### [What the exercise asks]
Give the material once more, word for word, without any images.

### [Given entries]
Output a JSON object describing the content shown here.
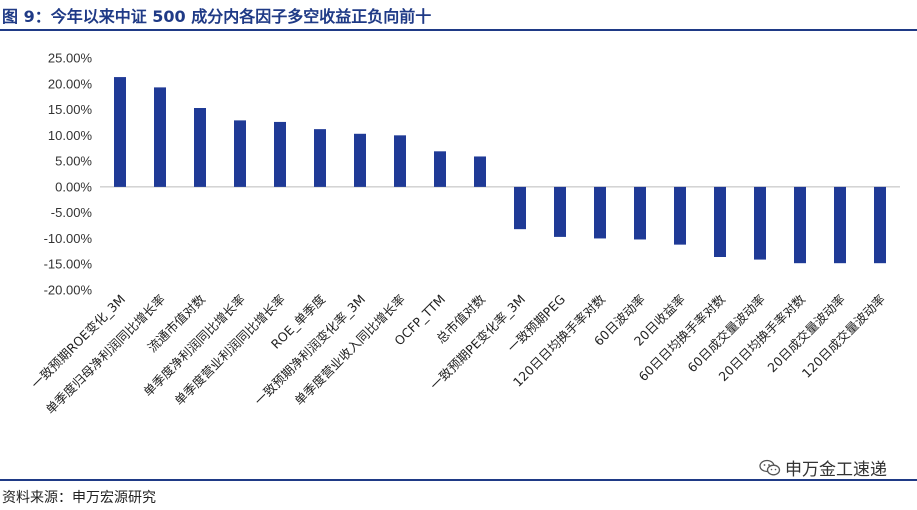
{
  "header": {
    "title": "图 9：今年以来中证 500 成分内各因子多空收益正负向前十"
  },
  "footer": {
    "source": "资料来源：申万宏源研究",
    "watermark": "申万金工速递"
  },
  "icons": {
    "watermark_icon": "wechat-icon"
  },
  "colors": {
    "bar": "#1f3a96",
    "accent": "#1f3a86"
  },
  "chart_data": {
    "type": "bar",
    "title": "今年以来中证 500 成分内各因子多空收益正负向前十",
    "categories": [
      "一致预期ROE变化_3M",
      "单季度归母净利润同比增长率",
      "流通市值对数",
      "单季度净利润同比增长率",
      "单季度营业利润同比增长率",
      "ROE_单季度",
      "一致预期净利润变化率_3M",
      "单季度营业收入同比增长率",
      "OCFP_TTM",
      "总市值对数",
      "一致预期PE变化率_3M",
      "一致预期PEG",
      "120日日均换手率对数",
      "60日波动率",
      "20日收益率",
      "60日日均换手率对数",
      "60日成交量波动率",
      "20日日均换手率对数",
      "20日成交量波动率",
      "120日成交量波动率"
    ],
    "values": [
      0.213,
      0.193,
      0.153,
      0.129,
      0.126,
      0.112,
      0.103,
      0.1,
      0.069,
      0.059,
      -0.082,
      -0.097,
      -0.1,
      -0.102,
      -0.112,
      -0.136,
      -0.141,
      -0.148,
      -0.148,
      -0.148
    ],
    "ylim": [
      -0.2,
      0.25
    ],
    "yticks": [
      0.25,
      0.2,
      0.15,
      0.1,
      0.05,
      0.0,
      -0.05,
      -0.1,
      -0.15,
      -0.2
    ],
    "ytick_labels": [
      "25.00%",
      "20.00%",
      "15.00%",
      "10.00%",
      "5.00%",
      "0.00%",
      "-5.00%",
      "-10.00%",
      "-15.00%",
      "-20.00%"
    ],
    "grid": false,
    "legend": "none"
  }
}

### [Reply to the exercise]
Output a JSON object describing the content shown here.
{
  "header": {
    "title": "图 9：今年以来中证 500 成分内各因子多空收益正负向前十"
  },
  "footer": {
    "source": "资料来源：申万宏源研究",
    "watermark": "申万金工速递"
  },
  "icons": {
    "watermark_icon": "wechat-icon"
  },
  "colors": {
    "bar": "#1f3a96",
    "accent": "#1f3a86"
  },
  "chart_data": {
    "type": "bar",
    "title": "今年以来中证 500 成分内各因子多空收益正负向前十",
    "categories": [
      "一致预期ROE变化_3M",
      "单季度归母净利润同比增长率",
      "流通市值对数",
      "单季度净利润同比增长率",
      "单季度营业利润同比增长率",
      "ROE_单季度",
      "一致预期净利润变化率_3M",
      "单季度营业收入同比增长率",
      "OCFP_TTM",
      "总市值对数",
      "一致预期PE变化率_3M",
      "一致预期PEG",
      "120日日均换手率对数",
      "60日波动率",
      "20日收益率",
      "60日日均换手率对数",
      "60日成交量波动率",
      "20日日均换手率对数",
      "20日成交量波动率",
      "120日成交量波动率"
    ],
    "values": [
      0.213,
      0.193,
      0.153,
      0.129,
      0.126,
      0.112,
      0.103,
      0.1,
      0.069,
      0.059,
      -0.082,
      -0.097,
      -0.1,
      -0.102,
      -0.112,
      -0.136,
      -0.141,
      -0.148,
      -0.148,
      -0.148
    ],
    "ylim": [
      -0.2,
      0.25
    ],
    "yticks": [
      0.25,
      0.2,
      0.15,
      0.1,
      0.05,
      0.0,
      -0.05,
      -0.1,
      -0.15,
      -0.2
    ],
    "ytick_labels": [
      "25.00%",
      "20.00%",
      "15.00%",
      "10.00%",
      "5.00%",
      "0.00%",
      "-5.00%",
      "-10.00%",
      "-15.00%",
      "-20.00%"
    ],
    "grid": false,
    "legend": "none"
  }
}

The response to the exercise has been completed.